──────── GIVEN INFORMATION

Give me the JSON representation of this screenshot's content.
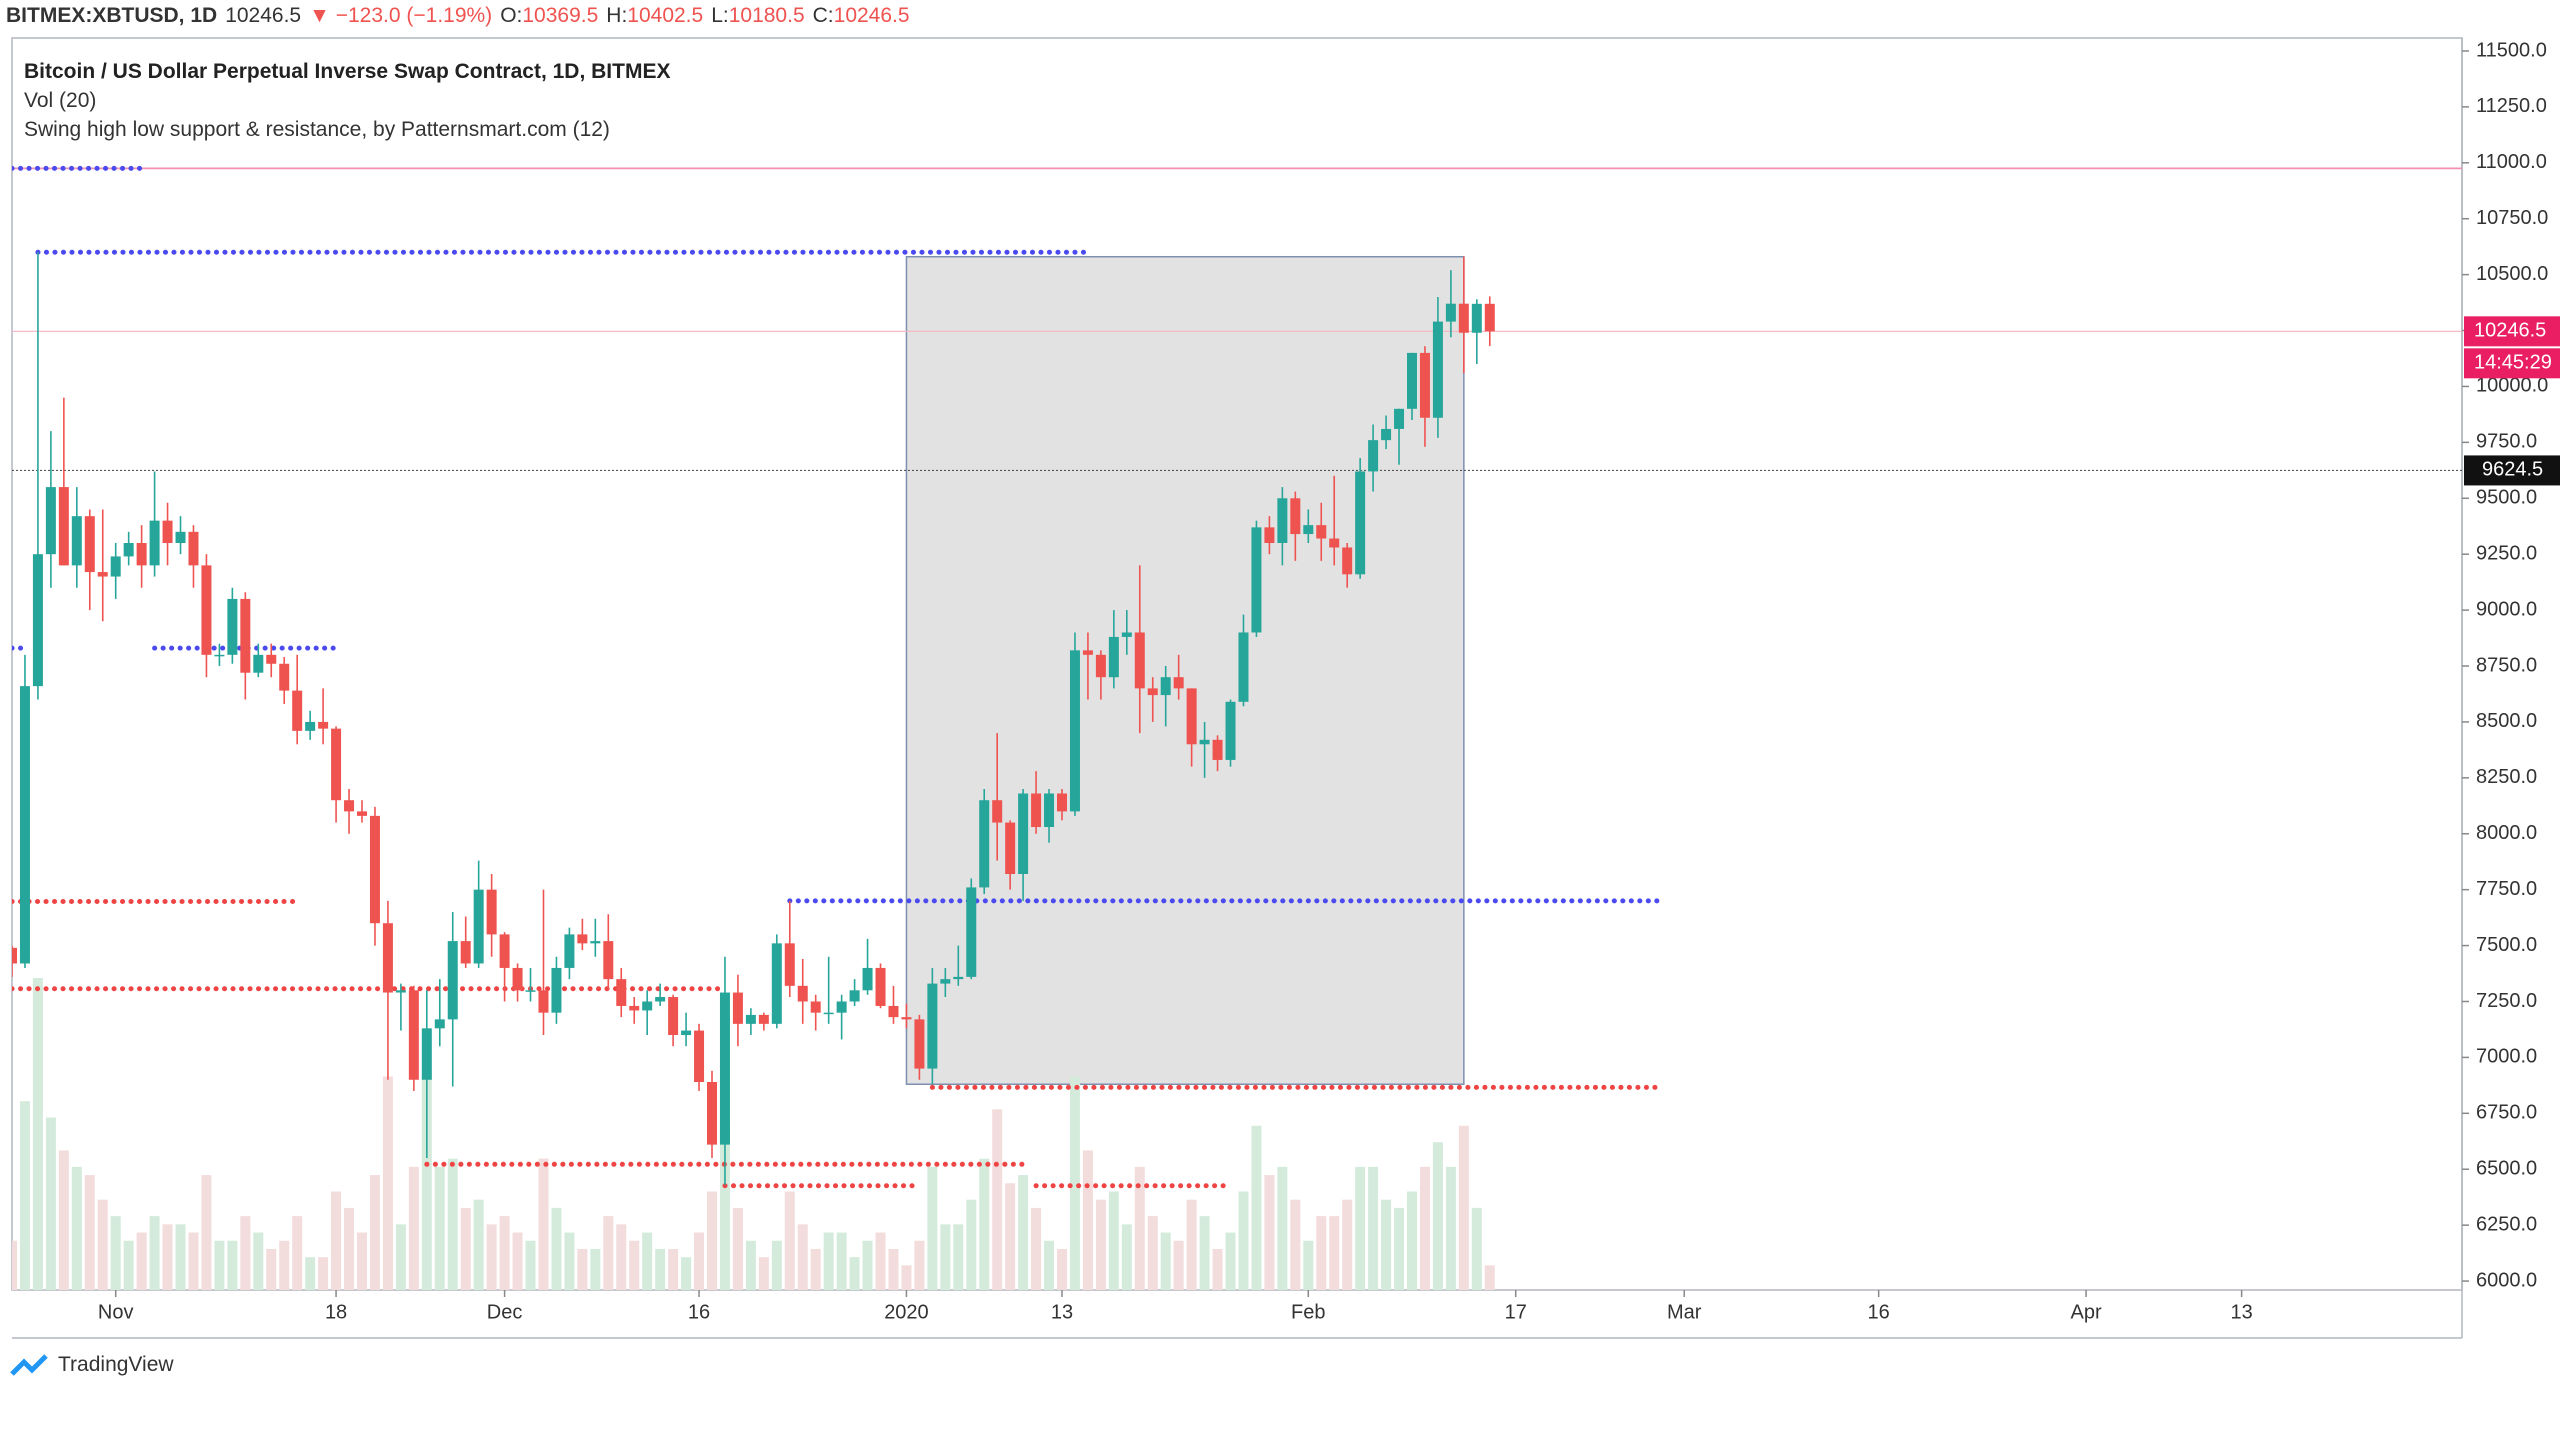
{
  "chart_data": {
    "type": "candlestick",
    "header": {
      "symbol": "BITMEX:XBTUSD, 1D",
      "change": "▼ −123.0 (−1.19%)",
      "ohlc_labels": [
        "O:",
        "H:",
        "L:",
        "C:"
      ]
    },
    "legend": [
      "Bitcoin / US Dollar Perpetual Inverse Swap Contract, 1D, BITMEX",
      "Vol (20)",
      "Swing high low support & resistance, by Patternsmart.com (12)"
    ],
    "brand": "TradingView",
    "x": [
      "2019-10-24",
      "2019-10-25",
      "2019-10-26",
      "2019-10-27",
      "2019-10-28",
      "2019-10-29",
      "2019-10-30",
      "2019-10-31",
      "2019-11-01",
      "2019-11-02",
      "2019-11-03",
      "2019-11-04",
      "2019-11-05",
      "2019-11-06",
      "2019-11-07",
      "2019-11-08",
      "2019-11-09",
      "2019-11-10",
      "2019-11-11",
      "2019-11-12",
      "2019-11-13",
      "2019-11-14",
      "2019-11-15",
      "2019-11-16",
      "2019-11-17",
      "2019-11-18",
      "2019-11-19",
      "2019-11-20",
      "2019-11-21",
      "2019-11-22",
      "2019-11-23",
      "2019-11-24",
      "2019-11-25",
      "2019-11-26",
      "2019-11-27",
      "2019-11-28",
      "2019-11-29",
      "2019-11-30",
      "2019-12-01",
      "2019-12-02",
      "2019-12-03",
      "2019-12-04",
      "2019-12-05",
      "2019-12-06",
      "2019-12-07",
      "2019-12-08",
      "2019-12-09",
      "2019-12-10",
      "2019-12-11",
      "2019-12-12",
      "2019-12-13",
      "2019-12-14",
      "2019-12-15",
      "2019-12-16",
      "2019-12-17",
      "2019-12-18",
      "2019-12-19",
      "2019-12-20",
      "2019-12-21",
      "2019-12-22",
      "2019-12-23",
      "2019-12-24",
      "2019-12-25",
      "2019-12-26",
      "2019-12-27",
      "2019-12-28",
      "2019-12-29",
      "2019-12-30",
      "2019-12-31",
      "2020-01-01",
      "2020-01-02",
      "2020-01-03",
      "2020-01-04",
      "2020-01-05",
      "2020-01-06",
      "2020-01-07",
      "2020-01-08",
      "2020-01-09",
      "2020-01-10",
      "2020-01-11",
      "2020-01-12",
      "2020-01-13",
      "2020-01-14",
      "2020-01-15",
      "2020-01-16",
      "2020-01-17",
      "2020-01-18",
      "2020-01-19",
      "2020-01-20",
      "2020-01-21",
      "2020-01-22",
      "2020-01-23",
      "2020-01-24",
      "2020-01-25",
      "2020-01-26",
      "2020-01-27",
      "2020-01-28",
      "2020-01-29",
      "2020-01-30",
      "2020-01-31",
      "2020-02-01",
      "2020-02-02",
      "2020-02-03",
      "2020-02-04",
      "2020-02-05",
      "2020-02-06",
      "2020-02-07",
      "2020-02-08",
      "2020-02-09",
      "2020-02-10",
      "2020-02-11",
      "2020-02-12",
      "2020-02-13",
      "2020-02-14",
      "2020-02-15"
    ],
    "open": [
      7490,
      7420,
      8660,
      9250,
      9550,
      9200,
      9420,
      9170,
      9150,
      9240,
      9300,
      9200,
      9400,
      9300,
      9350,
      9200,
      8800,
      8800,
      9050,
      8720,
      8800,
      8760,
      8640,
      8460,
      8500,
      8470,
      8150,
      8100,
      8080,
      7600,
      7290,
      7300,
      6900,
      7130,
      7170,
      7520,
      7420,
      7750,
      7550,
      7400,
      7300,
      7300,
      7200,
      7400,
      7550,
      7510,
      7520,
      7350,
      7230,
      7210,
      7250,
      7270,
      7100,
      7120,
      6890,
      6610,
      7290,
      7150,
      7190,
      7150,
      7510,
      7320,
      7250,
      7200,
      7200,
      7250,
      7300,
      7400,
      7230,
      7180,
      7170,
      6950,
      7330,
      7350,
      7360,
      7760,
      8150,
      8050,
      7820,
      8180,
      8030,
      8180,
      8100,
      8820,
      8800,
      8700,
      8880,
      8900,
      8650,
      8620,
      8700,
      8650,
      8400,
      8420,
      8330,
      8590,
      8900,
      9370,
      9300,
      9500,
      9340,
      9380,
      9320,
      9280,
      9160,
      9620,
      9760,
      9810,
      9900,
      10150,
      9860,
      10290,
      10370,
      10240,
      10369.5
    ],
    "high": [
      7500,
      8800,
      10600,
      9800,
      9950,
      9550,
      9450,
      9450,
      9300,
      9350,
      9380,
      9620,
      9480,
      9420,
      9380,
      9250,
      8850,
      9100,
      9080,
      8850,
      8850,
      8790,
      8800,
      8550,
      8650,
      8480,
      8200,
      8150,
      8120,
      7700,
      7330,
      7320,
      7300,
      7350,
      7650,
      7630,
      7880,
      7820,
      7560,
      7420,
      7400,
      7750,
      7450,
      7580,
      7620,
      7620,
      7640,
      7400,
      7270,
      7300,
      7330,
      7280,
      7200,
      7150,
      6940,
      7450,
      7370,
      7220,
      7200,
      7550,
      7700,
      7440,
      7280,
      7450,
      7280,
      7350,
      7530,
      7420,
      7320,
      7240,
      7190,
      7400,
      7400,
      7500,
      7800,
      8200,
      8450,
      8060,
      8200,
      8280,
      8200,
      8200,
      8900,
      8900,
      8820,
      9000,
      9000,
      9200,
      8700,
      8750,
      8800,
      8650,
      8500,
      8440,
      8600,
      8980,
      9400,
      9420,
      9550,
      9530,
      9450,
      9480,
      9600,
      9300,
      9680,
      9830,
      9870,
      9900,
      10150,
      10180,
      10400,
      10520,
      10580,
      10390,
      10402.5
    ],
    "low": [
      7360,
      7400,
      8600,
      9100,
      9200,
      9100,
      9000,
      8950,
      9050,
      9200,
      9100,
      9150,
      9200,
      9250,
      9100,
      8700,
      8750,
      8760,
      8600,
      8700,
      8700,
      8580,
      8400,
      8420,
      8400,
      8050,
      8000,
      8050,
      7500,
      6900,
      7120,
      6850,
      6550,
      7050,
      6870,
      7400,
      7400,
      7450,
      7250,
      7250,
      7250,
      7100,
      7150,
      7350,
      7480,
      7450,
      7300,
      7180,
      7150,
      7100,
      7230,
      7050,
      7050,
      6850,
      6550,
      6430,
      7050,
      7100,
      7120,
      7130,
      7270,
      7150,
      7120,
      7150,
      7080,
      7230,
      7280,
      7220,
      7150,
      7130,
      6900,
      6880,
      7270,
      7320,
      7350,
      7730,
      7880,
      7750,
      7700,
      8000,
      7960,
      8060,
      8080,
      8600,
      8600,
      8650,
      8800,
      8450,
      8500,
      8480,
      8600,
      8300,
      8250,
      8280,
      8300,
      8570,
      8880,
      9250,
      9200,
      9220,
      9300,
      9220,
      9200,
      9100,
      9140,
      9530,
      9720,
      9650,
      9850,
      9730,
      9770,
      10220,
      10060,
      10100,
      10180.5
    ],
    "close": [
      7420,
      8660,
      9250,
      9550,
      9200,
      9420,
      9170,
      9150,
      9240,
      9300,
      9200,
      9400,
      9300,
      9350,
      9200,
      8800,
      8800,
      9050,
      8720,
      8800,
      8760,
      8640,
      8460,
      8500,
      8470,
      8150,
      8100,
      8080,
      7600,
      7290,
      7300,
      6900,
      7130,
      7170,
      7520,
      7420,
      7750,
      7550,
      7400,
      7300,
      7300,
      7200,
      7400,
      7550,
      7510,
      7520,
      7350,
      7230,
      7210,
      7250,
      7270,
      7100,
      7120,
      6890,
      6610,
      7290,
      7150,
      7190,
      7150,
      7510,
      7320,
      7250,
      7200,
      7200,
      7250,
      7300,
      7400,
      7230,
      7180,
      7170,
      6950,
      7330,
      7350,
      7360,
      7760,
      8150,
      8050,
      7820,
      8180,
      8030,
      8180,
      8100,
      8820,
      8800,
      8700,
      8880,
      8900,
      8650,
      8620,
      8700,
      8650,
      8400,
      8420,
      8330,
      8590,
      8900,
      9370,
      9300,
      9500,
      9340,
      9380,
      9320,
      9280,
      9160,
      9620,
      9760,
      9810,
      9900,
      10150,
      9860,
      10290,
      10370,
      10240,
      10369.5,
      10246.5
    ],
    "volume": {
      "values": [
        30,
        115,
        190,
        105,
        85,
        75,
        70,
        55,
        45,
        30,
        35,
        45,
        40,
        40,
        35,
        70,
        30,
        30,
        45,
        35,
        25,
        30,
        45,
        20,
        20,
        60,
        50,
        35,
        70,
        130,
        40,
        75,
        130,
        75,
        80,
        50,
        55,
        40,
        45,
        35,
        30,
        80,
        50,
        35,
        25,
        25,
        45,
        40,
        30,
        35,
        25,
        25,
        20,
        35,
        60,
        100,
        50,
        30,
        20,
        30,
        60,
        40,
        25,
        35,
        35,
        20,
        30,
        35,
        25,
        15,
        30,
        75,
        40,
        40,
        55,
        80,
        110,
        65,
        70,
        50,
        30,
        25,
        130,
        85,
        55,
        60,
        40,
        75,
        45,
        35,
        30,
        55,
        45,
        25,
        35,
        60,
        100,
        70,
        75,
        55,
        30,
        45,
        45,
        55,
        75,
        75,
        55,
        50,
        60,
        75,
        90,
        75,
        100,
        50,
        15
      ],
      "up_color": "#d4ebdc",
      "down_color": "#f3dcdc"
    },
    "up_color": "#26a69a",
    "down_color": "#ef5350",
    "xlim": [
      "2019-10-24",
      "2020-04-30"
    ],
    "xticks": [
      {
        "value": "2019-11-01",
        "label": "Nov"
      },
      {
        "value": "2019-11-18",
        "label": "18"
      },
      {
        "value": "2019-12-01",
        "label": "Dec"
      },
      {
        "value": "2019-12-16",
        "label": "16"
      },
      {
        "value": "2020-01-01",
        "label": "2020"
      },
      {
        "value": "2020-01-13",
        "label": "13"
      },
      {
        "value": "2020-02-01",
        "label": "Feb"
      },
      {
        "value": "2020-02-17",
        "label": "17"
      },
      {
        "value": "2020-03-01",
        "label": "Mar"
      },
      {
        "value": "2020-03-16",
        "label": "16"
      },
      {
        "value": "2020-04-01",
        "label": "Apr"
      },
      {
        "value": "2020-04-13",
        "label": "13"
      }
    ],
    "ylim": [
      5960,
      11558
    ],
    "yticks": [
      {
        "value": 6000,
        "label": "6000.0"
      },
      {
        "value": 6250,
        "label": "6250.0"
      },
      {
        "value": 6500,
        "label": "6500.0"
      },
      {
        "value": 6750,
        "label": "6750.0"
      },
      {
        "value": 7000,
        "label": "7000.0"
      },
      {
        "value": 7250,
        "label": "7250.0"
      },
      {
        "value": 7500,
        "label": "7500.0"
      },
      {
        "value": 7750,
        "label": "7750.0"
      },
      {
        "value": 8000,
        "label": "8000.0"
      },
      {
        "value": 8250,
        "label": "8250.0"
      },
      {
        "value": 8500,
        "label": "8500.0"
      },
      {
        "value": 8750,
        "label": "8750.0"
      },
      {
        "value": 9000,
        "label": "9000.0"
      },
      {
        "value": 9250,
        "label": "9250.0"
      },
      {
        "value": 9500,
        "label": "9500.0"
      },
      {
        "value": 9750,
        "label": "9750.0"
      },
      {
        "value": 10000,
        "label": "10000.0"
      },
      {
        "value": 10250,
        "label": "10250.0"
      },
      {
        "value": 10500,
        "label": "10500.0"
      },
      {
        "value": 10750,
        "label": "10750.0"
      },
      {
        "value": 11000,
        "label": "11000.0"
      },
      {
        "value": 11250,
        "label": "11250.0"
      },
      {
        "value": 11500,
        "label": "11500.0"
      }
    ],
    "levels": [
      {
        "value": 10975,
        "from": "2019-10-24",
        "to": "2020-04-30",
        "color": "#f48fb1",
        "style": "solid"
      },
      {
        "value": 10975,
        "from": "2019-10-24",
        "to": "2019-11-03",
        "color": "#4a4af0",
        "style": "dotted"
      },
      {
        "value": 10600,
        "from": "2019-10-26",
        "to": "2020-01-15",
        "color": "#4a4af0",
        "style": "dotted"
      },
      {
        "value": 8830,
        "from": "2019-10-24",
        "to": "2019-10-25",
        "color": "#4a4af0",
        "style": "dotted"
      },
      {
        "value": 8830,
        "from": "2019-11-04",
        "to": "2019-11-18",
        "color": "#4a4af0",
        "style": "dotted"
      },
      {
        "value": 7697,
        "from": "2019-10-24",
        "to": "2019-11-15",
        "color": "#ef4444",
        "style": "dotted"
      },
      {
        "value": 7700,
        "from": "2019-12-23",
        "to": "2020-02-28",
        "color": "#4a4af0",
        "style": "dotted"
      },
      {
        "value": 7307,
        "from": "2019-10-24",
        "to": "2019-12-18",
        "color": "#ef4444",
        "style": "dotted"
      },
      {
        "value": 6866,
        "from": "2020-01-03",
        "to": "2020-02-28",
        "color": "#ef4444",
        "style": "dotted"
      },
      {
        "value": 6522,
        "from": "2019-11-25",
        "to": "2020-01-10",
        "color": "#ef4444",
        "style": "dotted"
      },
      {
        "value": 6426,
        "from": "2019-12-18",
        "to": "2020-01-02",
        "color": "#ef4444",
        "style": "dotted"
      },
      {
        "value": 6426,
        "from": "2020-01-11",
        "to": "2020-01-26",
        "color": "#ef4444",
        "style": "dotted"
      }
    ],
    "range_box": {
      "from": "2020-01-01",
      "to": "2020-02-13",
      "low": 6880,
      "high": 10580
    },
    "crosshair_price": 9624.5,
    "countdown": "14:45:29"
  }
}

────────────────

## GOAL
Nothing but a number is needed here: how many lines hold the string "BITMEX"?

## WRITTEN SOLUTION
2